== Passage provided ==
Why Don’t We Tell People Not to Drive All The Time?

"Traffic on 520" from our Flickr pool's Great Beyond

You know what’s being compared to Y2K? Los Angeles’s Carmageddon-that-wasn’t. Big hype, not much to worry about. The Los Angeles Times writes:

Life without the 405 Freeway to connect the San Fernando Valley and Westside was remarkable only for what didn’t happen. The canyons of the Hollywood Hills did not become giant parking lots. Hospitals did not go unstaffed. Stranded motorists did not abandon their cars and stagger down the freeways in search of food and water.

The sound of silence wasn’t just on 405. It was everywhere, the paper reports. Enough people stayed home that fans who turned out for the L.A. Galaxy v. Real Madrid soccer match got there “with time to kill.” Cyclists raced–and beat–JetBlue flights from Burbank to Long Beach in #FlightVsBike. “In fact,” recounts Seattle Bike Blog, “the people riding bikes arrived in half the time it took to go through security, fly, then take a cab.”

Seattle, of course, had its own version of Carmageddon in 2007. 19 days of a partially closed I-5, not just a weekend. But at the end, out came the Y2K comparison: “Traffic got a little worse later in the first week — but remained far better than average, despite slowdowns through the construction zone. […] Now that we know how the story turned out, it’s tempting to poke fun at all the dire predictions,” wrote Clark Williams-Derry in the Seattle Times.

Williams-Derry works for Sightline, the lovable gang of wonks who hold forth on transportation policy issues, among many other things, and naturally Sightline has connected the dots on this latest example of “carhead“–the mindset that cars drive people, rather than the other way around.
===
== Data to examine ==
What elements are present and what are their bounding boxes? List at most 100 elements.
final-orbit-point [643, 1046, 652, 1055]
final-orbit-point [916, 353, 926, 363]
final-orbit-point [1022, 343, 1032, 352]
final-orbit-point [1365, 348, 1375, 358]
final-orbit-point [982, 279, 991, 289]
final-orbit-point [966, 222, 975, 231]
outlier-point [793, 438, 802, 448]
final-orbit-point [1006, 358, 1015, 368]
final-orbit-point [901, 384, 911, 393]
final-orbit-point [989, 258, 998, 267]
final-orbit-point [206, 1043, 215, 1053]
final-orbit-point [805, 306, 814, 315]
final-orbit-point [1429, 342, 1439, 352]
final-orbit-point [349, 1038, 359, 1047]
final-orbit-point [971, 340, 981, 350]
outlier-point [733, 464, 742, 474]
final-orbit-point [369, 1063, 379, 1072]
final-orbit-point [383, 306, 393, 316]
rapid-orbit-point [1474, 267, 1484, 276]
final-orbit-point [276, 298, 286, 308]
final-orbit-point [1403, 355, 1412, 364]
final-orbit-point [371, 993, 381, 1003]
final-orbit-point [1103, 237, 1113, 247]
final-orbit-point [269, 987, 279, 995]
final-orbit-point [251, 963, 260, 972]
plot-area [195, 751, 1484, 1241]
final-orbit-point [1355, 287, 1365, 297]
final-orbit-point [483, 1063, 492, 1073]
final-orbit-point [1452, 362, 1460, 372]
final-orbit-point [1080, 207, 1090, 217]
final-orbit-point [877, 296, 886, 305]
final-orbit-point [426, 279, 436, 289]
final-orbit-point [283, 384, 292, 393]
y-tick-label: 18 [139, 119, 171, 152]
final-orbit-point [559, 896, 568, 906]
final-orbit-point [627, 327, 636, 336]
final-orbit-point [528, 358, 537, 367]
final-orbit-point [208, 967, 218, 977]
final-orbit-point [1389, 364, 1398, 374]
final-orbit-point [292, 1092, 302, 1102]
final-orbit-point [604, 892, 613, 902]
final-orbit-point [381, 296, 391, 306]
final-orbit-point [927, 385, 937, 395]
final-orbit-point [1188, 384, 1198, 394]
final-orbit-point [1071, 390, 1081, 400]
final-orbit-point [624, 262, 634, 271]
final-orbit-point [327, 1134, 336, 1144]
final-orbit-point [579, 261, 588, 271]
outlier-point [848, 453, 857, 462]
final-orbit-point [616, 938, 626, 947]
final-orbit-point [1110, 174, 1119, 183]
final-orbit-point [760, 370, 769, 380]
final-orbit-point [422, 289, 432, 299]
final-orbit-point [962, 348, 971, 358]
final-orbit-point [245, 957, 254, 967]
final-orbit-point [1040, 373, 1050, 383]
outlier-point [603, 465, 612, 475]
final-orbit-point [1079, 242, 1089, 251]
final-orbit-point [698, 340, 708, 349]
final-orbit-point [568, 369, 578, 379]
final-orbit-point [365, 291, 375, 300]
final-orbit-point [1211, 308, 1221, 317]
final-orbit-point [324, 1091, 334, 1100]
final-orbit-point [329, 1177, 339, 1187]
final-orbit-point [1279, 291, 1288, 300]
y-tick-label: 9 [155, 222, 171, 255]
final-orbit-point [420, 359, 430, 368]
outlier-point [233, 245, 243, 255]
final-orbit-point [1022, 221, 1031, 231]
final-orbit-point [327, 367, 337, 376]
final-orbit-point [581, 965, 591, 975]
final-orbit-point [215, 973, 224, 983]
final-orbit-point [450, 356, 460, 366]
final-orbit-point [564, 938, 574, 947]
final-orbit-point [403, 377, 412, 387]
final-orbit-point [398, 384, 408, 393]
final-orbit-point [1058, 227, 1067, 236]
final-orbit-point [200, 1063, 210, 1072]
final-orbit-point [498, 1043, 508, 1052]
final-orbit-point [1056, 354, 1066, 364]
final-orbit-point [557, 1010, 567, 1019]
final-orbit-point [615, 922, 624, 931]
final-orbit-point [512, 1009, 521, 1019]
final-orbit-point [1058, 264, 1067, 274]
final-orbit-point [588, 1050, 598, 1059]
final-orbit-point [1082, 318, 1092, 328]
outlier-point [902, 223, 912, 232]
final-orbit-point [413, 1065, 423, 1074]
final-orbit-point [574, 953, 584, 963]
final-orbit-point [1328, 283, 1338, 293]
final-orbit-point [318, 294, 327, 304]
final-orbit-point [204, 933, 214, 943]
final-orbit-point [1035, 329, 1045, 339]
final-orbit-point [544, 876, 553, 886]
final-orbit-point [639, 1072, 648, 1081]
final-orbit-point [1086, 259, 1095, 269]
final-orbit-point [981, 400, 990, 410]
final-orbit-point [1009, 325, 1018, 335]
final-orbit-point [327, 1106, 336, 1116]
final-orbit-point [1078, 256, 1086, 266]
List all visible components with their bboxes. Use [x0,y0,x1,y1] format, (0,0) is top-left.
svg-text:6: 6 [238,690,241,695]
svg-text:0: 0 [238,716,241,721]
===
What the exercise asks:
Reproduce word for word the part of the Carmageddon post that starts with the words containing "Life without the" and ends with "food and water.". Work only from the Carmageddon post and ignore the rows.

Response box:
Life without the 405 Freeway to connect the San Fernando Valley and Westside was remarkable only for what didn’t happen. The canyons of the Hollywood Hills did not become giant parking lots. Hospitals did not go unstaffed. Stranded motorists did not abandon their cars and stagger down the freeways in search of food and water.